- [REQUEST] In the entries below, count every line with the word "this". Return only the count.

- [ITEMS]
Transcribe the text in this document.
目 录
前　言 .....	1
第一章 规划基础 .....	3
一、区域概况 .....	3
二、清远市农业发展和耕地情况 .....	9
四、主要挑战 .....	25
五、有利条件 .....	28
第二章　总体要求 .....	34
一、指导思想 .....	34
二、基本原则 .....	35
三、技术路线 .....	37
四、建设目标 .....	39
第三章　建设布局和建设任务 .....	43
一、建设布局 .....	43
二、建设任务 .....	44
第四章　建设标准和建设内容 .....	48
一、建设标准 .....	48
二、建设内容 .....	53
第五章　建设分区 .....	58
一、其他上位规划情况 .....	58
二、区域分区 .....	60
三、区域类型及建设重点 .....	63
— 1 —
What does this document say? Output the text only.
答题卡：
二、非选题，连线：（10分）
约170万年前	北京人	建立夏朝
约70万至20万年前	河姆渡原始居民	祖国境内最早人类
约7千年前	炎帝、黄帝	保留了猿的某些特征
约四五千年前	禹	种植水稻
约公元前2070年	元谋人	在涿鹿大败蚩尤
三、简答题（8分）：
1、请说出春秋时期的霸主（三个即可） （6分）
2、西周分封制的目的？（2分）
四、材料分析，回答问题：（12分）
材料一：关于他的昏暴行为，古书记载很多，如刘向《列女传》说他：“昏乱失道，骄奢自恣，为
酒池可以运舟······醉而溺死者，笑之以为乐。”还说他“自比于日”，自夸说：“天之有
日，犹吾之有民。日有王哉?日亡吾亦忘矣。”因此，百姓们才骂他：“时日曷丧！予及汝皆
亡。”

- [EXERCISE RESULT] 2